→ EXERCISE INSTRUCTIONS
Would you write out the listing verbatim and skip every picture in it?

┏━━

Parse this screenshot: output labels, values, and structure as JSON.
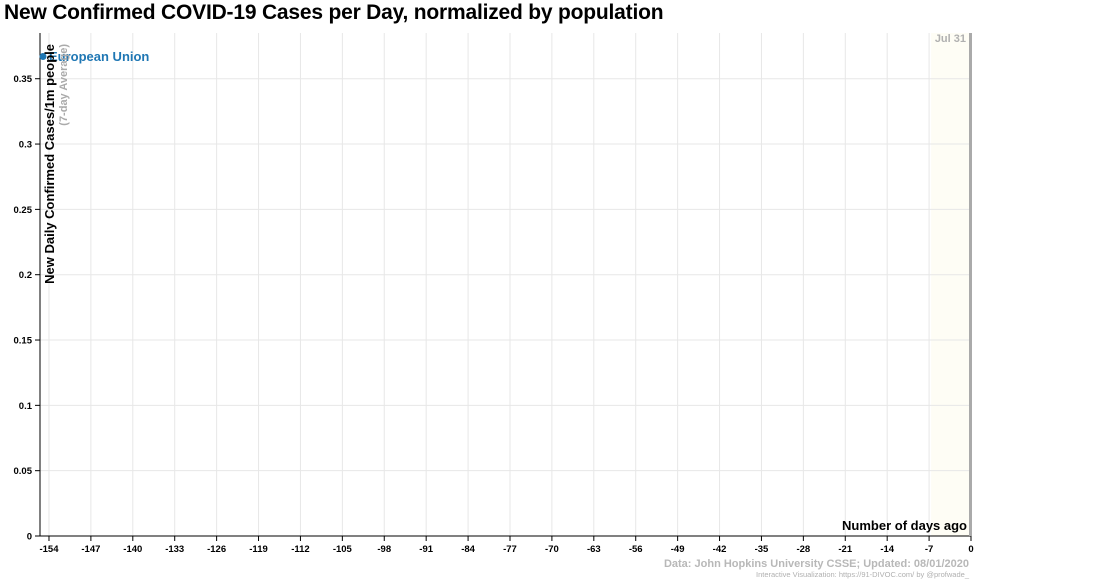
{
  "chart_data": {
    "type": "line",
    "title": "New Confirmed COVID-19 Cases per Day, normalized by population",
    "ylabel": "New Daily Confirmed Cases/1m people",
    "ylabel_sub": "(7-day Average)",
    "xlabel": "Number of days ago",
    "date_marker": "Jul 31",
    "x_ticks": [
      -154,
      -147,
      -140,
      -133,
      -126,
      -119,
      -112,
      -105,
      -98,
      -91,
      -84,
      -77,
      -70,
      -63,
      -56,
      -49,
      -42,
      -35,
      -28,
      -21,
      -14,
      -7,
      0
    ],
    "y_ticks": [
      0,
      0.05,
      0.1,
      0.15,
      0.2,
      0.25,
      0.3,
      0.35
    ],
    "xlim": [
      -155.5,
      0
    ],
    "ylim": [
      0,
      0.385
    ],
    "grid": true,
    "series": [
      {
        "name": "European Union",
        "color": "#1f77b4",
        "x": [
          -155
        ],
        "y": [
          0.367
        ]
      }
    ]
  },
  "footer": {
    "source": "Data: John Hopkins University CSSE; Updated: 08/01/2020",
    "credit": "Interactive Visualization: https://91-DIVOC.com/ by @profwade_"
  }
}
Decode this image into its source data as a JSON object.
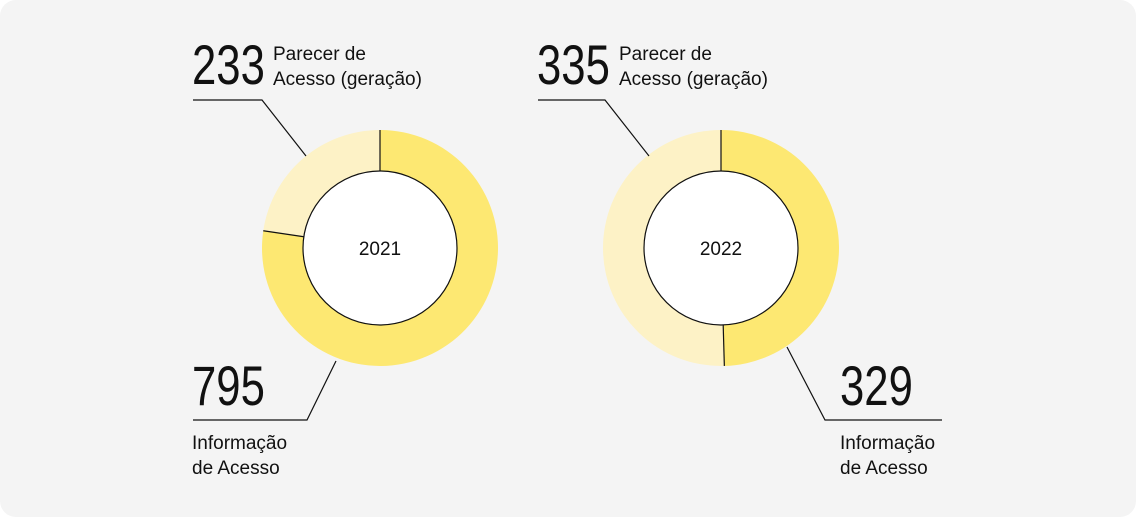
{
  "colors": {
    "background": "#f4f4f4",
    "primary": "#fde872",
    "secondary": "#fdf2c6",
    "line": "#111111",
    "center": "#ffffff"
  },
  "chart_data": [
    {
      "type": "pie",
      "title": "2021",
      "categories": [
        "Informação de Acesso",
        "Parecer de Acesso (geração)"
      ],
      "values": [
        795,
        233
      ],
      "labels": {
        "primary_value": "795",
        "primary_line1": "Informação",
        "primary_line2": "de Acesso",
        "secondary_value": "233",
        "secondary_line1": "Parecer de",
        "secondary_line2": "Acesso (geração)"
      }
    },
    {
      "type": "pie",
      "title": "2022",
      "categories": [
        "Informação de Acesso",
        "Parecer de Acesso (geração)"
      ],
      "values": [
        329,
        335
      ],
      "labels": {
        "primary_value": "329",
        "primary_line1": "Informação",
        "primary_line2": "de Acesso",
        "secondary_value": "335",
        "secondary_line1": "Parecer de",
        "secondary_line2": "Acesso (geração)"
      }
    }
  ]
}
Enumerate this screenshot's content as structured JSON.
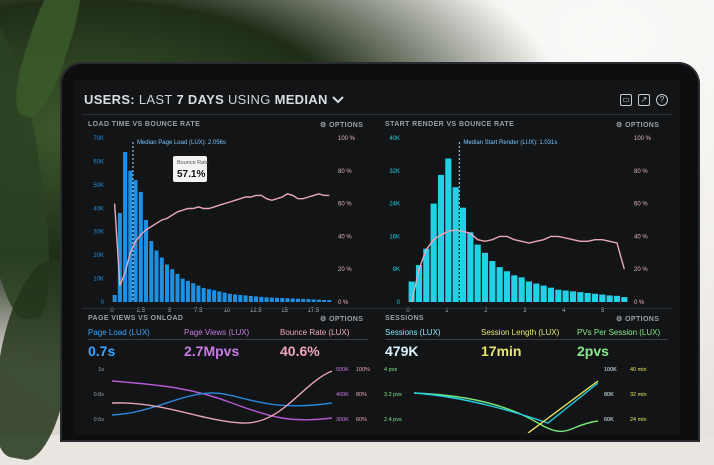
{
  "header": {
    "prefix": "USERS:",
    "last": "LAST",
    "days": "7 DAYS",
    "using": "USING",
    "median": "MEDIAN",
    "chevron": "chevron-down-icon"
  },
  "header_icons": [
    "monitor-icon",
    "share-icon",
    "help-icon"
  ],
  "options_label": "OPTIONS",
  "panels": {
    "load_bounce": {
      "title": "LOAD TIME VS BOUNCE RATE",
      "median_label": "Median Page Load (LUX): 2.056s",
      "tooltip_label": "Bounce Rate",
      "tooltip_value": "57.1%",
      "legend_a": "Page Load (LUX)",
      "legend_b": "Bounce Rate"
    },
    "start_bounce": {
      "title": "START RENDER VS BOUNCE RATE",
      "median_label": "Median Start Render (LUX): 1.031s",
      "legend_a": "Start Render (LUX)",
      "legend_b": "Bounce Rate"
    },
    "pageviews": {
      "title": "PAGE VIEWS VS ONLOAD",
      "m1_label": "Page Load (LUX)",
      "m1_value": "0.7s",
      "m2_label": "Page Views (LUX)",
      "m2_value": "2.7Mpvs",
      "m3_label": "Bounce Rate (LUX)",
      "m3_value": "40.6%"
    },
    "sessions": {
      "title": "SESSIONS",
      "m1_label": "Sessions (LUX)",
      "m1_value": "479K",
      "m2_label": "Session Length (LUX)",
      "m2_value": "17min",
      "m3_label": "PVs Per Session (LUX)",
      "m3_value": "2pvs"
    }
  },
  "colors": {
    "blue": "#1e8fe0",
    "cyan": "#1fd0e6",
    "pink": "#e7a3b8",
    "purple": "#b45ad2",
    "green": "#7be67a",
    "yellow": "#e5e45a"
  },
  "chart_data": [
    {
      "type": "bar",
      "name": "LOAD TIME VS BOUNCE RATE",
      "x_ticks": [
        "0",
        "2.5",
        "5",
        "7.5",
        "10",
        "12.5",
        "15",
        "17.5"
      ],
      "y_left_ticks": [
        "0",
        "10K",
        "20K",
        "30K",
        "40K",
        "50K",
        "60K",
        "70K"
      ],
      "y_right_ticks": [
        "0 %",
        "20 %",
        "40 %",
        "60 %",
        "80 %",
        "100 %"
      ],
      "ylim_left": [
        0,
        70000
      ],
      "ylim_right": [
        0,
        100
      ],
      "series": [
        {
          "name": "Page Load (LUX)",
          "values": [
            3000,
            38000,
            64000,
            56000,
            52000,
            47000,
            35000,
            26000,
            22000,
            19000,
            16000,
            14000,
            12000,
            10000,
            9000,
            8000,
            7000,
            6000,
            5500,
            5000,
            4500,
            4000,
            3500,
            3200,
            3000,
            2800,
            2600,
            2400,
            2200,
            2000,
            1900,
            1800,
            1700,
            1600,
            1500,
            1400,
            1300,
            1200,
            1100,
            1000,
            900,
            800
          ]
        },
        {
          "name": "Bounce Rate",
          "values": [
            60,
            10,
            18,
            30,
            37,
            41,
            44,
            46,
            48,
            50,
            51,
            53,
            55,
            56,
            57,
            57,
            58,
            57,
            57,
            58,
            59,
            60,
            61,
            62,
            63,
            64,
            64,
            65,
            65,
            63,
            62,
            63,
            64,
            66,
            65,
            63,
            63,
            64,
            65,
            66,
            65,
            65
          ]
        }
      ]
    },
    {
      "type": "bar",
      "name": "START RENDER VS BOUNCE RATE",
      "x_ticks": [
        "0",
        "1",
        "2",
        "3",
        "4",
        "5"
      ],
      "y_left_ticks": [
        "0",
        "8K",
        "16K",
        "24K",
        "32K",
        "40K"
      ],
      "y_right_ticks": [
        "0 %",
        "20 %",
        "40 %",
        "60 %",
        "80 %",
        "100 %"
      ],
      "ylim_left": [
        0,
        40000
      ],
      "ylim_right": [
        0,
        100
      ],
      "series": [
        {
          "name": "Start Render (LUX)",
          "values": [
            5000,
            9000,
            13000,
            24000,
            31000,
            35000,
            28000,
            23000,
            17000,
            14000,
            12000,
            10000,
            8500,
            7500,
            6500,
            6000,
            5000,
            4500,
            4000,
            3500,
            3000,
            2800,
            2600,
            2400,
            2200,
            2000,
            1800,
            1600,
            1500,
            1200
          ]
        },
        {
          "name": "Bounce Rate",
          "values": [
            0,
            20,
            32,
            38,
            41,
            43,
            44,
            43,
            42,
            38,
            37,
            38,
            40,
            40,
            38,
            37,
            36,
            37,
            38,
            40,
            40,
            39,
            38,
            37,
            37,
            38,
            38,
            37,
            36,
            20
          ]
        }
      ]
    }
  ],
  "bottom_axes": {
    "pv_ticks": [
      "1s",
      "0.8s",
      "0.6s"
    ],
    "pv_right_a": [
      "500K",
      "400K",
      "300K"
    ],
    "pv_right_b": [
      "100%",
      "80%",
      "60%"
    ],
    "s_left": [
      "4 pvs",
      "3.2 pvs",
      "2.4 pvs"
    ],
    "s_right_a": [
      "100K",
      "80K",
      "60K"
    ],
    "s_right_b": [
      "40 min",
      "32 min",
      "24 min"
    ]
  }
}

┗━━

→ SOLUTION FOR THIS EXERCISE
Parse this screenshot: output labels, values, and structure as JSON.
{
  "chart_data": {
    "type": "line",
    "title": "New Confirmed COVID-19 Cases per Day, normalized by population",
    "ylabel": "New Daily Confirmed Cases/1m people",
    "ylabel_sub": "(7-day Average)",
    "xlabel": "Number of days ago",
    "date_marker": "Jul 31",
    "x_ticks": [
      -154,
      -147,
      -140,
      -133,
      -126,
      -119,
      -112,
      -105,
      -98,
      -91,
      -84,
      -77,
      -70,
      -63,
      -56,
      -49,
      -42,
      -35,
      -28,
      -21,
      -14,
      -7,
      0
    ],
    "y_ticks": [
      0,
      0.05,
      0.1,
      0.15,
      0.2,
      0.25,
      0.3,
      0.35
    ],
    "xlim": [
      -155.5,
      0
    ],
    "ylim": [
      0,
      0.385
    ],
    "grid": true,
    "series": [
      {
        "name": "European Union",
        "color": "#1f77b4",
        "x": [
          -155
        ],
        "y": [
          0.367
        ]
      }
    ]
  },
  "footer": {
    "source": "Data: John Hopkins University CSSE; Updated: 08/01/2020",
    "credit": "Interactive Visualization: https://91-DIVOC.com/ by @profwade_"
  }
}
Decode this image into its source data as a JSON object.
{
  "colors": {
    "background": "#f4f4f4",
    "primary": "#fde872",
    "secondary": "#fdf2c6",
    "line": "#111111",
    "center": "#ffffff"
  },
  "chart_data": [
    {
      "type": "pie",
      "title": "2021",
      "categories": [
        "Informação de Acesso",
        "Parecer de Acesso (geração)"
      ],
      "values": [
        795,
        233
      ],
      "labels": {
        "primary_value": "795",
        "primary_line1": "Informação",
        "primary_line2": "de Acesso",
        "secondary_value": "233",
        "secondary_line1": "Parecer de",
        "secondary_line2": "Acesso (geração)"
      }
    },
    {
      "type": "pie",
      "title": "2022",
      "categories": [
        "Informação de Acesso",
        "Parecer de Acesso (geração)"
      ],
      "values": [
        329,
        335
      ],
      "labels": {
        "primary_value": "329",
        "primary_line1": "Informação",
        "primary_line2": "de Acesso",
        "secondary_value": "335",
        "secondary_line1": "Parecer de",
        "secondary_line2": "Acesso (geração)"
      }
    }
  ]
}
Enumerate this screenshot's content as structured JSON.
{
  "header": {
    "prefix": "USERS:",
    "last": "LAST",
    "days": "7 DAYS",
    "using": "USING",
    "median": "MEDIAN",
    "chevron": "chevron-down-icon"
  },
  "header_icons": [
    "monitor-icon",
    "share-icon",
    "help-icon"
  ],
  "options_label": "OPTIONS",
  "panels": {
    "load_bounce": {
      "title": "LOAD TIME VS BOUNCE RATE",
      "median_label": "Median Page Load (LUX): 2.056s",
      "tooltip_label": "Bounce Rate",
      "tooltip_value": "57.1%",
      "legend_a": "Page Load (LUX)",
      "legend_b": "Bounce Rate"
    },
    "start_bounce": {
      "title": "START RENDER VS BOUNCE RATE",
      "median_label": "Median Start Render (LUX): 1.031s",
      "legend_a": "Start Render (LUX)",
      "legend_b": "Bounce Rate"
    },
    "pageviews": {
      "title": "PAGE VIEWS VS ONLOAD",
      "m1_label": "Page Load (LUX)",
      "m1_value": "0.7s",
      "m2_label": "Page Views (LUX)",
      "m2_value": "2.7Mpvs",
      "m3_label": "Bounce Rate (LUX)",
      "m3_value": "40.6%"
    },
    "sessions": {
      "title": "SESSIONS",
      "m1_label": "Sessions (LUX)",
      "m1_value": "479K",
      "m2_label": "Session Length (LUX)",
      "m2_value": "17min",
      "m3_label": "PVs Per Session (LUX)",
      "m3_value": "2pvs"
    }
  },
  "colors": {
    "blue": "#1e8fe0",
    "cyan": "#1fd0e6",
    "pink": "#e7a3b8",
    "purple": "#b45ad2",
    "green": "#7be67a",
    "yellow": "#e5e45a"
  },
  "chart_data": [
    {
      "type": "bar",
      "name": "LOAD TIME VS BOUNCE RATE",
      "x_ticks": [
        "0",
        "2.5",
        "5",
        "7.5",
        "10",
        "12.5",
        "15",
        "17.5"
      ],
      "y_left_ticks": [
        "0",
        "10K",
        "20K",
        "30K",
        "40K",
        "50K",
        "60K",
        "70K"
      ],
      "y_right_ticks": [
        "0 %",
        "20 %",
        "40 %",
        "60 %",
        "80 %",
        "100 %"
      ],
      "ylim_left": [
        0,
        70000
      ],
      "ylim_right": [
        0,
        100
      ],
      "series": [
        {
          "name": "Page Load (LUX)",
          "values": [
            3000,
            38000,
            64000,
            56000,
            52000,
            47000,
            35000,
            26000,
            22000,
            19000,
            16000,
            14000,
            12000,
            10000,
            9000,
            8000,
            7000,
            6000,
            5500,
            5000,
            4500,
            4000,
            3500,
            3200,
            3000,
            2800,
            2600,
            2400,
            2200,
            2000,
            1900,
            1800,
            1700,
            1600,
            1500,
            1400,
            1300,
            1200,
            1100,
            1000,
            900,
            800
          ]
        },
        {
          "name": "Bounce Rate",
          "values": [
            60,
            10,
            18,
            30,
            37,
            41,
            44,
            46,
            48,
            50,
            51,
            53,
            55,
            56,
            57,
            57,
            58,
            57,
            57,
            58,
            59,
            60,
            61,
            62,
            63,
            64,
            64,
            65,
            65,
            63,
            62,
            63,
            64,
            66,
            65,
            63,
            63,
            64,
            65,
            66,
            65,
            65
          ]
        }
      ]
    },
    {
      "type": "bar",
      "name": "START RENDER VS BOUNCE RATE",
      "x_ticks": [
        "0",
        "1",
        "2",
        "3",
        "4",
        "5"
      ],
      "y_left_ticks": [
        "0",
        "8K",
        "16K",
        "24K",
        "32K",
        "40K"
      ],
      "y_right_ticks": [
        "0 %",
        "20 %",
        "40 %",
        "60 %",
        "80 %",
        "100 %"
      ],
      "ylim_left": [
        0,
        40000
      ],
      "ylim_right": [
        0,
        100
      ],
      "series": [
        {
          "name": "Start Render (LUX)",
          "values": [
            5000,
            9000,
            13000,
            24000,
            31000,
            35000,
            28000,
            23000,
            17000,
            14000,
            12000,
            10000,
            8500,
            7500,
            6500,
            6000,
            5000,
            4500,
            4000,
            3500,
            3000,
            2800,
            2600,
            2400,
            2200,
            2000,
            1800,
            1600,
            1500,
            1200
          ]
        },
        {
          "name": "Bounce Rate",
          "values": [
            0,
            20,
            32,
            38,
            41,
            43,
            44,
            43,
            42,
            38,
            37,
            38,
            40,
            40,
            38,
            37,
            36,
            37,
            38,
            40,
            40,
            39,
            38,
            37,
            37,
            38,
            38,
            37,
            36,
            20
          ]
        }
      ]
    }
  ],
  "bottom_axes": {
    "pv_ticks": [
      "1s",
      "0.8s",
      "0.6s"
    ],
    "pv_right_a": [
      "500K",
      "400K",
      "300K"
    ],
    "pv_right_b": [
      "100%",
      "80%",
      "60%"
    ],
    "s_left": [
      "4 pvs",
      "3.2 pvs",
      "2.4 pvs"
    ],
    "s_right_a": [
      "100K",
      "80K",
      "60K"
    ],
    "s_right_b": [
      "40 min",
      "32 min",
      "24 min"
    ]
  }
}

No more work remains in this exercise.